STATED PROBLEM -
Reproduce all of the data that follows, character for character.

+++ RAW DATA

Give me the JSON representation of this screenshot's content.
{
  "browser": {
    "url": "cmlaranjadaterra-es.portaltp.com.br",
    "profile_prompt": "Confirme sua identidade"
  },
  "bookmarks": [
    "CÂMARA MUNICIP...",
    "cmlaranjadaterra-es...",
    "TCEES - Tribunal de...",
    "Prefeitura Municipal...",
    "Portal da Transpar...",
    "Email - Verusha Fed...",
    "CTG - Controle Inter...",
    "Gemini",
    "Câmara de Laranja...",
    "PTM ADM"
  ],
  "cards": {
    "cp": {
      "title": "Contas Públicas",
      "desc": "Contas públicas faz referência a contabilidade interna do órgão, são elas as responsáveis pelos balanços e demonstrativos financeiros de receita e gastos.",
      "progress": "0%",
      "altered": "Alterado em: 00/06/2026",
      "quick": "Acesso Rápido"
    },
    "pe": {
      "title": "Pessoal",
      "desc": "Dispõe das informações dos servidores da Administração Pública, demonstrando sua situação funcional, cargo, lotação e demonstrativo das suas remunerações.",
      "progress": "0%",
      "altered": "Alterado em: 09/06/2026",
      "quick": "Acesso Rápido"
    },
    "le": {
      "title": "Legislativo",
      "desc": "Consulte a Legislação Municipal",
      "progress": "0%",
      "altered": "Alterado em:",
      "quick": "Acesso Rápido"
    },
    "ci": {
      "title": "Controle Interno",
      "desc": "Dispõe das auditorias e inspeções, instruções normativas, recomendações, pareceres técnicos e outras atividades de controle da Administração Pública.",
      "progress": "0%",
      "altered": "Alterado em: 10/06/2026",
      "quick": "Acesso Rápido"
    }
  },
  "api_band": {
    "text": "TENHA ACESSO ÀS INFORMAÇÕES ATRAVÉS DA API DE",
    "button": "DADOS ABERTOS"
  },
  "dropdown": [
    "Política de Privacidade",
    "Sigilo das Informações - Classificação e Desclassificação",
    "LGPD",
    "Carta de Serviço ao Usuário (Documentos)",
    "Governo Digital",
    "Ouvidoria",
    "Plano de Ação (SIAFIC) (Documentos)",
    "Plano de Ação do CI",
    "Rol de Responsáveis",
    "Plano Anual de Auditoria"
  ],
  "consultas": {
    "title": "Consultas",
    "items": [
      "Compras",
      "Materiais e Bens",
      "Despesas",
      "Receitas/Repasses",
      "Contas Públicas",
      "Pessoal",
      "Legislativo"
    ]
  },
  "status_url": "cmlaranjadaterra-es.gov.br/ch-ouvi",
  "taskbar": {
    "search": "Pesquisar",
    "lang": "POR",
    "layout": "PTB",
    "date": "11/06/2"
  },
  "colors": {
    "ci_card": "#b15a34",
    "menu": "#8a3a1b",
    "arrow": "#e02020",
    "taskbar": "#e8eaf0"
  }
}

++++++

RESPONSE -
Give me the JSON representation of this screenshot's content.
{
  "browser": {
    "url": "cmlaranjadaterra-es.portaltp.com.br",
    "profile_prompt": "Confirme sua identidade"
  },
  "bookmarks": [
    "CÂMARA MUNICIP...",
    "cmlaranjadaterra-es...",
    "TCEES - Tribunal de...",
    "Prefeitura Municipal...",
    "Portal da Transpar...",
    "Email - Verusha Fed...",
    "CTG - Controle Inter...",
    "Gemini",
    "Câmara de Laranja...",
    "PTM ADM"
  ],
  "cards": {
    "cp": {
      "title": "Contas Públicas",
      "desc": "Contas públicas faz referência a contabilidade interna do órgão, são elas as responsáveis pelos balanços e demonstrativos financeiros de receita e gastos.",
      "progress": "0%",
      "altered": "Alterado em: 00/06/2026",
      "quick": "Acesso Rápido"
    },
    "pe": {
      "title": "Pessoal",
      "desc": "Dispõe das informações dos servidores da Administração Pública, demonstrando sua situação funcional, cargo, lotação e demonstrativo das suas remunerações.",
      "progress": "0%",
      "altered": "Alterado em: 09/06/2026",
      "quick": "Acesso Rápido"
    },
    "le": {
      "title": "Legislativo",
      "desc": "Consulte a Legislação Municipal",
      "progress": "0%",
      "altered": "Alterado em:",
      "quick": "Acesso Rápido"
    },
    "ci": {
      "title": "Controle Interno",
      "desc": "Dispõe das auditorias e inspeções, instruções normativas, recomendações, pareceres técnicos e outras atividades de controle da Administração Pública.",
      "progress": "0%",
      "altered": "Alterado em: 10/06/2026",
      "quick": "Acesso Rápido"
    }
  },
  "api_band": {
    "text": "TENHA ACESSO ÀS INFORMAÇÕES ATRAVÉS DA API DE",
    "button": "DADOS ABERTOS"
  },
  "dropdown": [
    "Política de Privacidade",
    "Sigilo das Informações - Classificação e Desclassificação",
    "LGPD",
    "Carta de Serviço ao Usuário (Documentos)",
    "Governo Digital",
    "Ouvidoria",
    "Plano de Ação (SIAFIC) (Documentos)",
    "Plano de Ação do CI",
    "Rol de Responsáveis",
    "Plano Anual de Auditoria"
  ],
  "consultas": {
    "title": "Consultas",
    "items": [
      "Compras",
      "Materiais e Bens",
      "Despesas",
      "Receitas/Repasses",
      "Contas Públicas",
      "Pessoal",
      "Legislativo"
    ]
  },
  "status_url": "cmlaranjadaterra-es.gov.br/ch-ouvi",
  "taskbar": {
    "search": "Pesquisar",
    "lang": "POR",
    "layout": "PTB",
    "date": "11/06/2"
  },
  "colors": {
    "ci_card": "#b15a34",
    "menu": "#8a3a1b",
    "arrow": "#e02020",
    "taskbar": "#e8eaf0"
  }
}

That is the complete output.